[Records excerpted from a collection]:
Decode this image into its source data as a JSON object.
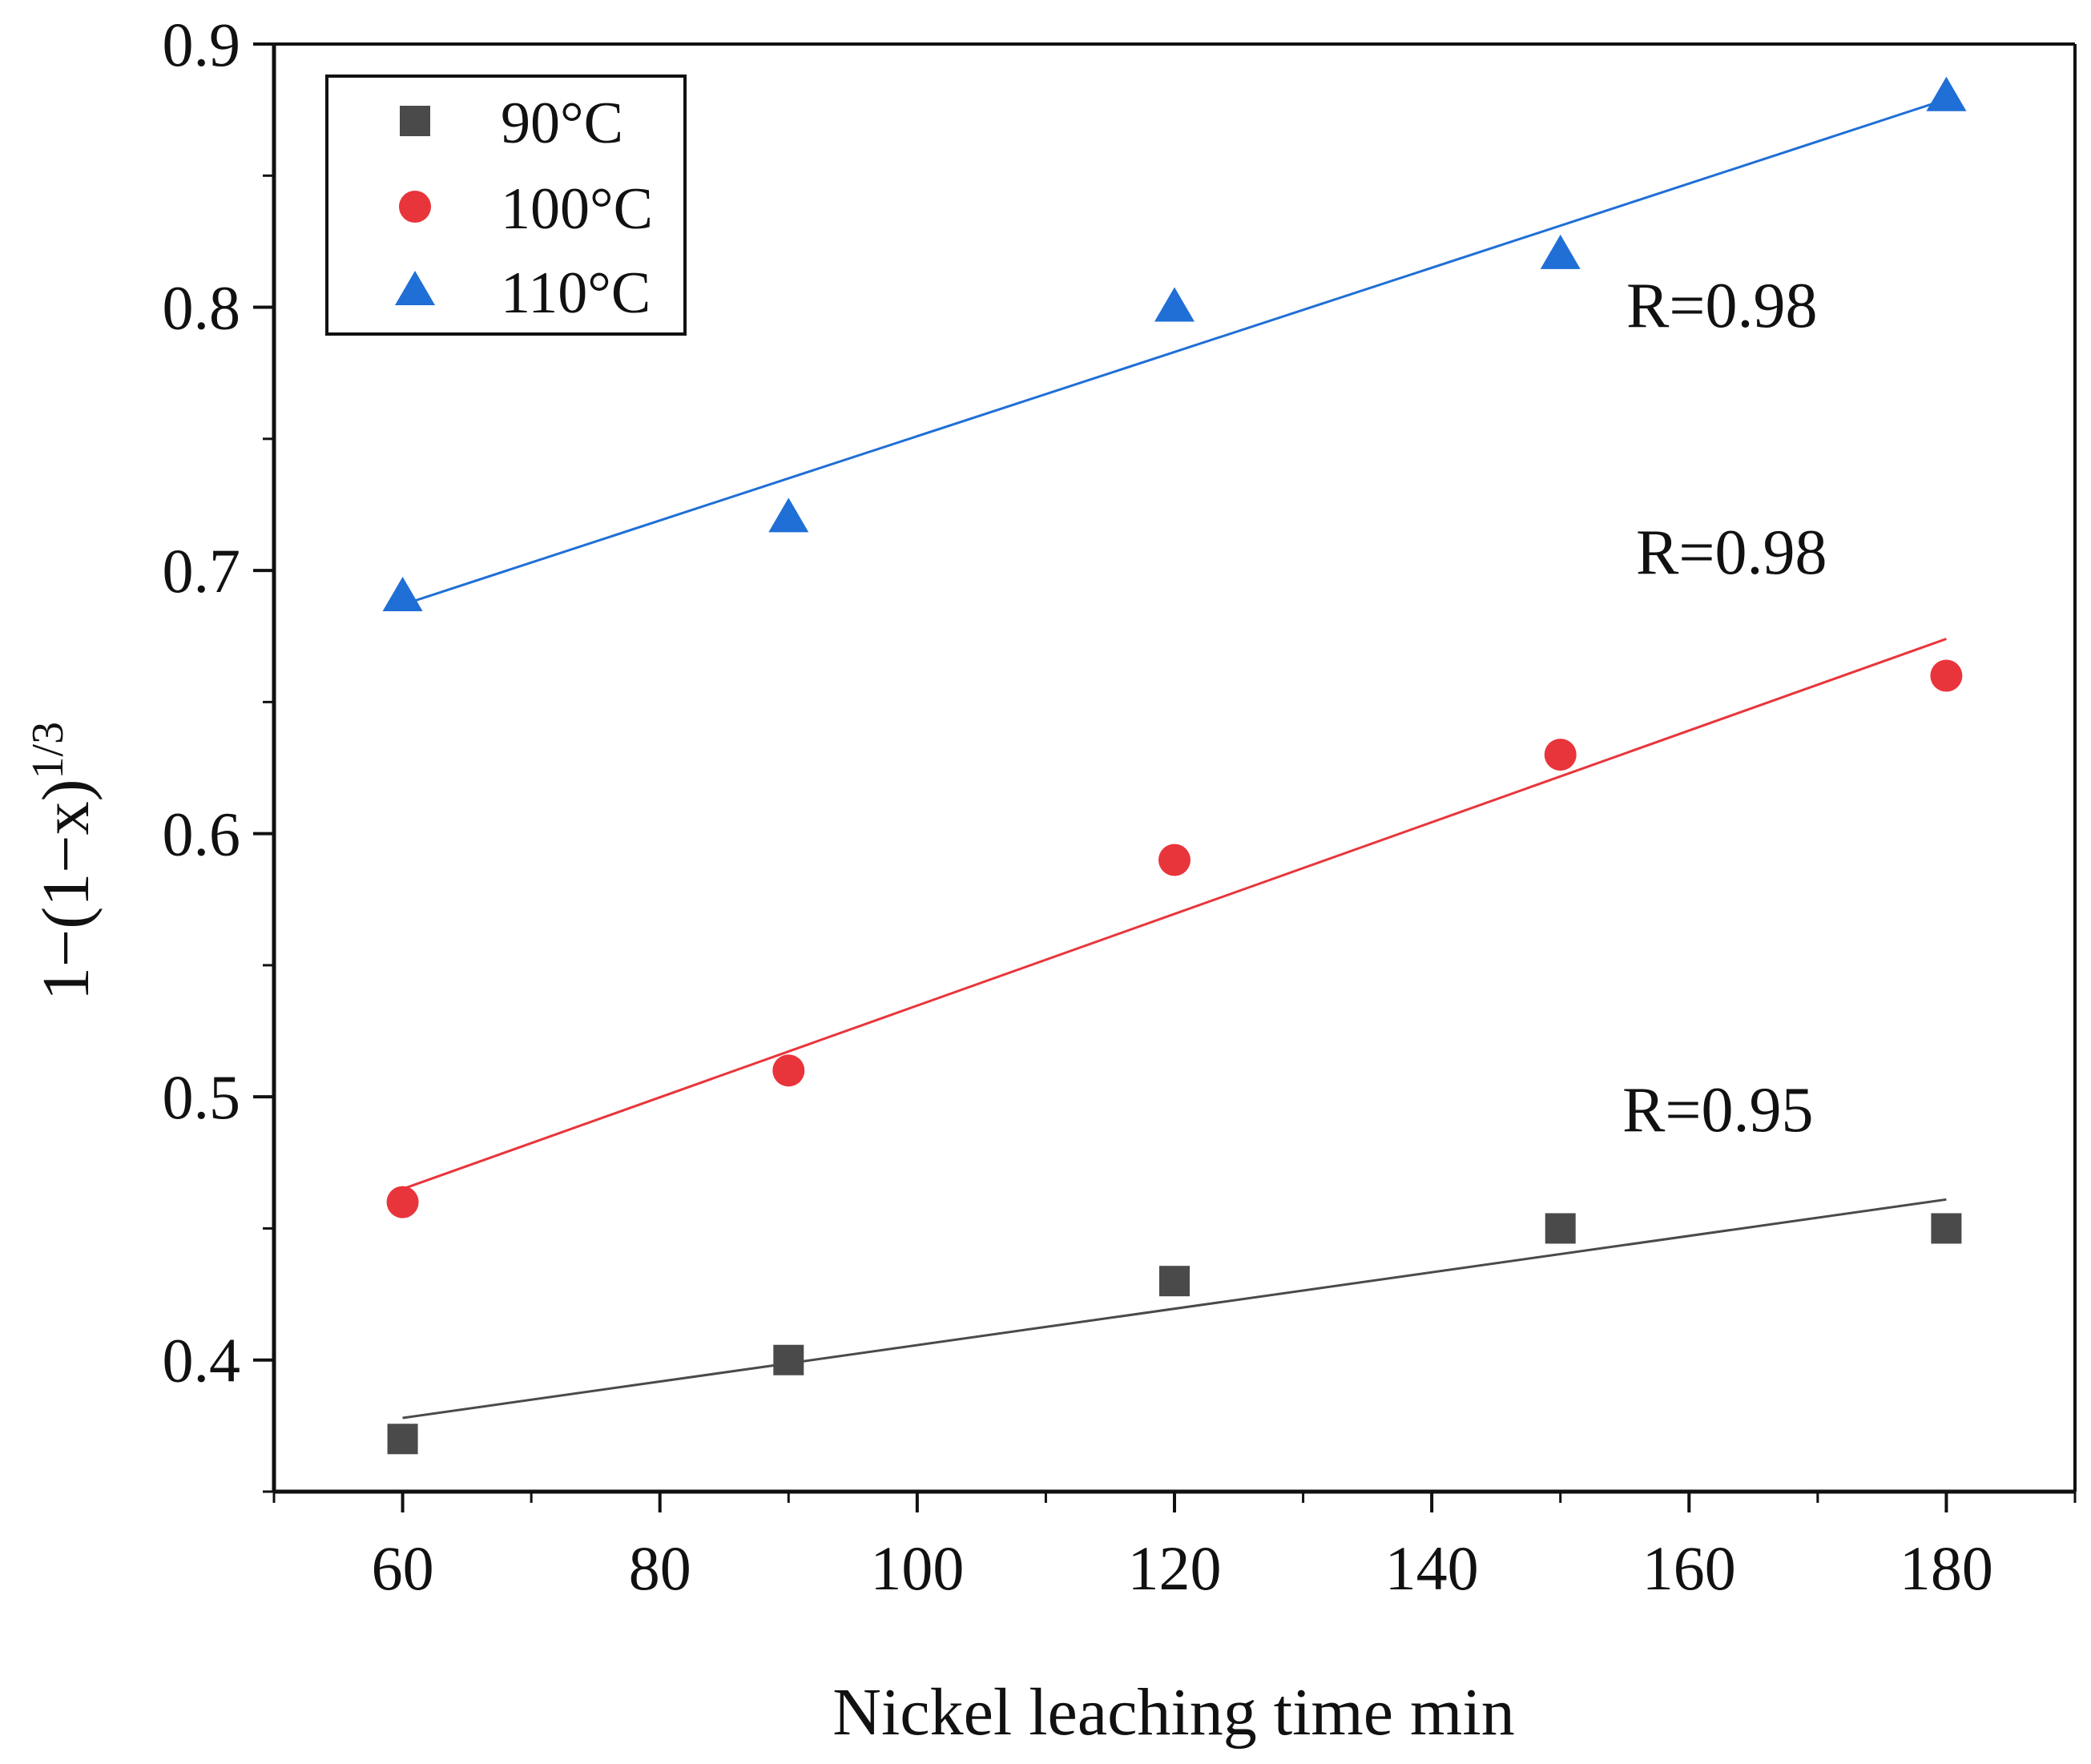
{
  "chart_data": {
    "type": "scatter",
    "title": "",
    "xlabel": "Nickel leaching time min",
    "ylabel": "1−(1−x)",
    "ylabel_superscript": "1/3",
    "xlim": [
      50,
      190
    ],
    "ylim": [
      0.35,
      0.9
    ],
    "x_ticks": [
      60,
      80,
      100,
      120,
      140,
      160,
      180
    ],
    "x_tick_labels": [
      "60",
      "80",
      "100",
      "120",
      "140",
      "160",
      "180"
    ],
    "y_ticks": [
      0.4,
      0.5,
      0.6,
      0.7,
      0.8,
      0.9
    ],
    "y_tick_labels": [
      "0.4",
      "0.5",
      "0.6",
      "0.7",
      "0.8",
      "0.9"
    ],
    "grid": false,
    "legend_position": "top-left",
    "series": [
      {
        "name": "90°C",
        "marker": "square",
        "color": "#4a4a4a",
        "x": [
          60,
          90,
          120,
          150,
          180
        ],
        "values": [
          0.37,
          0.4,
          0.43,
          0.45,
          0.45
        ],
        "fit": {
          "x": [
            60,
            180
          ],
          "y": [
            0.378,
            0.461
          ]
        },
        "r_label": "R=0.95"
      },
      {
        "name": "100°C",
        "marker": "circle",
        "color": "#e8353b",
        "x": [
          60,
          90,
          120,
          150,
          180
        ],
        "values": [
          0.46,
          0.51,
          0.59,
          0.63,
          0.66
        ],
        "fit": {
          "x": [
            60,
            180
          ],
          "y": [
            0.465,
            0.674
          ]
        },
        "r_label": "R=0.98"
      },
      {
        "name": "110°C",
        "marker": "triangle",
        "color": "#1f6fd6",
        "x": [
          60,
          90,
          120,
          150,
          180
        ],
        "values": [
          0.69,
          0.72,
          0.8,
          0.82,
          0.88
        ],
        "fit": {
          "x": [
            60,
            180
          ],
          "y": [
            0.687,
            0.879
          ]
        },
        "r_label": "R=0.98"
      }
    ]
  }
}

[Written task]: List every line from the entries above in which "color" appears.

[Answer to this exercise]:
        "color": "#4a4a4a",
        "color": "#e8353b",
        "color": "#1f6fd6",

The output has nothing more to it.